## Input material
..........

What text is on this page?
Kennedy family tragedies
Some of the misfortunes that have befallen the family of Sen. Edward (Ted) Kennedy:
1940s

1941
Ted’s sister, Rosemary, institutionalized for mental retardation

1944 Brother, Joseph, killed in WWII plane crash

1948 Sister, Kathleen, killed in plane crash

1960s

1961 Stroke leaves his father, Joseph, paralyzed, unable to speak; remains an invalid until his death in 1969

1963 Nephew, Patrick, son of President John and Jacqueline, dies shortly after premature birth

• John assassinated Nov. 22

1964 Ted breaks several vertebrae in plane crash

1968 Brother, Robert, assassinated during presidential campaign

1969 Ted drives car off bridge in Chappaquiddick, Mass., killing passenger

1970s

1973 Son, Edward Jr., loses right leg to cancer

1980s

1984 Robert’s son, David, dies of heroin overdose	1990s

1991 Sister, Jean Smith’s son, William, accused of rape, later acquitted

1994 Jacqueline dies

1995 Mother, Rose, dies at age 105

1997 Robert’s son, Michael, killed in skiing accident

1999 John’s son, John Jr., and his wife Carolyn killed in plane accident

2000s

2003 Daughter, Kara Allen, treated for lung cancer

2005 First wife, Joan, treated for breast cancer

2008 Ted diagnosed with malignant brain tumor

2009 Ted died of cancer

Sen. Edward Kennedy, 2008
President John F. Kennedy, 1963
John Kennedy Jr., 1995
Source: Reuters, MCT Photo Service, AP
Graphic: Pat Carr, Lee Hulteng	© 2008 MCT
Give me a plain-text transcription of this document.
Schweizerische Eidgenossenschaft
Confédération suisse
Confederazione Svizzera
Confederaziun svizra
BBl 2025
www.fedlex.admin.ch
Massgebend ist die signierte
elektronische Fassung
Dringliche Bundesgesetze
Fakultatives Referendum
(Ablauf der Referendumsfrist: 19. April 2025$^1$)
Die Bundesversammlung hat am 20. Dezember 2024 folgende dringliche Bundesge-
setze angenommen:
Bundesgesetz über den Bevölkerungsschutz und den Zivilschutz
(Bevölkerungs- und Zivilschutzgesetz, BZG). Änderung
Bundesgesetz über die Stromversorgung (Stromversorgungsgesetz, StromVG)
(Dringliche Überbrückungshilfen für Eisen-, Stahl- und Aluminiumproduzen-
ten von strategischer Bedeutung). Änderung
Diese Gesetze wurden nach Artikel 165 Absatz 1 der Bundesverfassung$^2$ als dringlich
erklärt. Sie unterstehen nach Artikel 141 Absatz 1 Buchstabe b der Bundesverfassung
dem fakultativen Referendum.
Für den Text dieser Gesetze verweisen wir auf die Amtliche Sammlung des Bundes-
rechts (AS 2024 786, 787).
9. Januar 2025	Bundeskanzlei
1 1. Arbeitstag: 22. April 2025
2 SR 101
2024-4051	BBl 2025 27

..........

## Your task
When a line of the records has the word "this", pick it out and copy it.

## Answer below
What text is on this page?
Give me a plain-text transcription of this document.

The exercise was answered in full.